**SHORT TASK:** In the listing below, identify each line with the word "Academy" and return those lines.
— start of DATASET ROWS —
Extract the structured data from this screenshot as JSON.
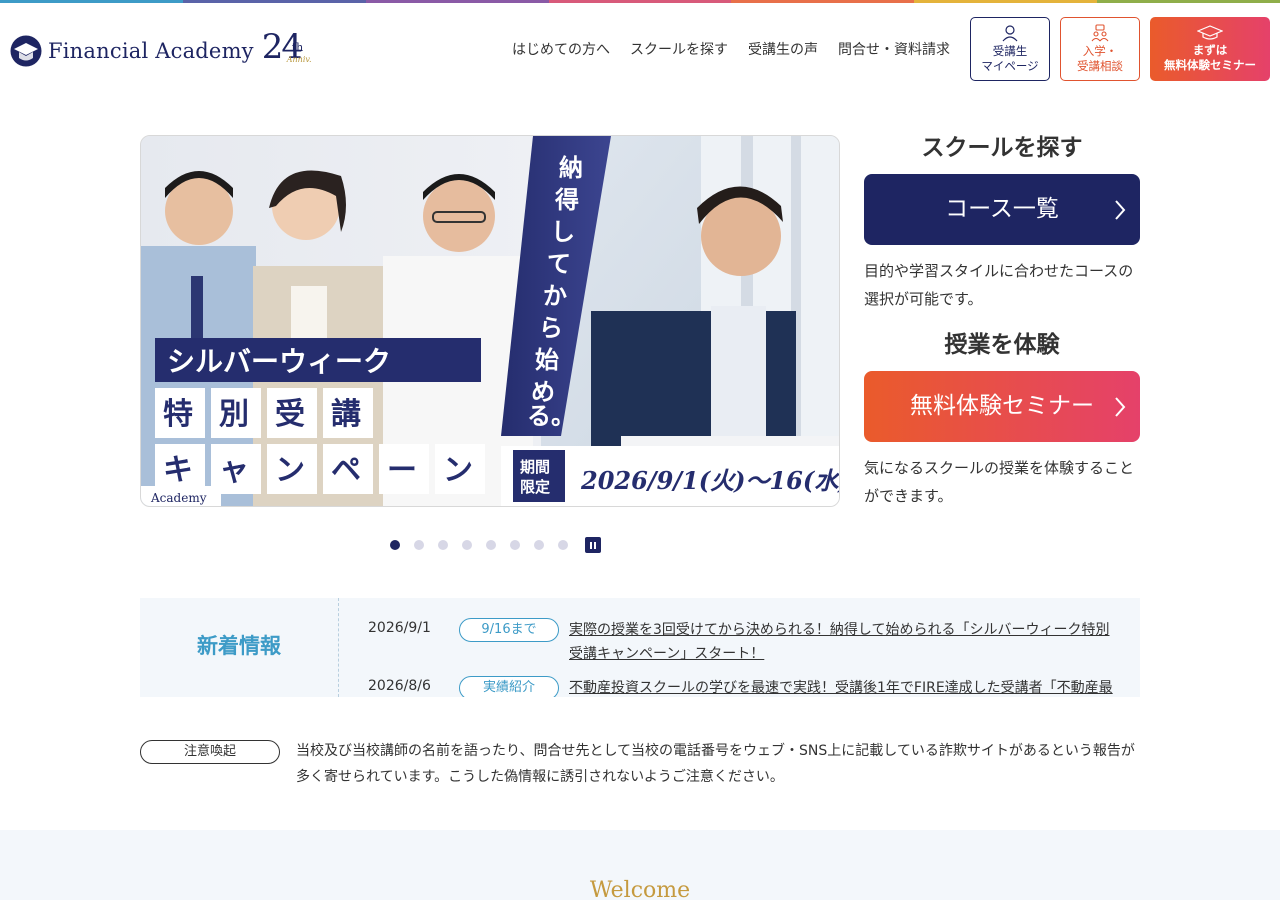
{
  "colors": {
    "navy": "#1e2562",
    "orange": "#ea5b2b",
    "pink": "#e5416a",
    "teal": "#3d9bc7",
    "gold": "#c59a3f",
    "topbar": [
      "#3d9bc7",
      "#5a63a8",
      "#8a5aa6",
      "#d85a7a",
      "#e8704a",
      "#e4b33b",
      "#8fae4a"
    ]
  },
  "header": {
    "logo_text": "Financial Academy",
    "anniv_number": "24",
    "anniv_suffix": "th",
    "anniv_sub": "Anniv.",
    "nav": [
      "はじめての方へ",
      "スクールを探す",
      "受講生の声",
      "問合せ・資料請求"
    ],
    "mypage_line1": "受講生",
    "mypage_line2": "マイページ",
    "consult_line1": "入学・",
    "consult_line2": "受講相談",
    "seminar_line1": "まずは",
    "seminar_line2": "無料体験セミナー"
  },
  "hero": {
    "banner_title": "シルバーウィーク",
    "banner_sub1": "特別受講",
    "banner_sub2": "キャンペーン",
    "vertical_copy": "納得してから始める。",
    "period_tag": "期間限定",
    "period_text": "2026/9/1(火)〜16(水)",
    "logo_fragment": "Academy",
    "slide_count": 8,
    "active_slide": 1
  },
  "side": {
    "find_title": "スクールを探す",
    "course_button": "コース一覧",
    "course_desc": "目的や学習スタイルに合わせたコースの選択が可能です。",
    "trial_title": "授業を体験",
    "trial_button": "無料体験セミナー",
    "trial_desc": "気になるスクールの授業を体験することができます。"
  },
  "news": {
    "title": "新着情報",
    "items": [
      {
        "date": "2026/9/1",
        "tag": "9/16まで",
        "text": "実際の授業を3回受けてから決められる！納得して始められる「シルバーウィーク特別受講キャンペーン」スタート！"
      },
      {
        "date": "2026/8/6",
        "tag": "実績紹介",
        "text": "不動産投資スクールの学びを最速で実践！受講後1年でFIRE達成した受講者「不動産最"
      }
    ]
  },
  "caution": {
    "badge": "注意喚起",
    "text": "当校及び当校講師の名前を語ったり、問合せ先として当校の電話番号をウェブ・SNS上に記載している詐欺サイトがあるという報告が多く寄せられています。こうした偽情報に誘引されないようご注意ください。"
  },
  "welcome": {
    "title": "Welcome"
  }
}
— end of DATASET ROWS —
**COMPLETE ANSWER:**
    "logo_text": "Financial Academy",
    "logo_fragment": "Academy",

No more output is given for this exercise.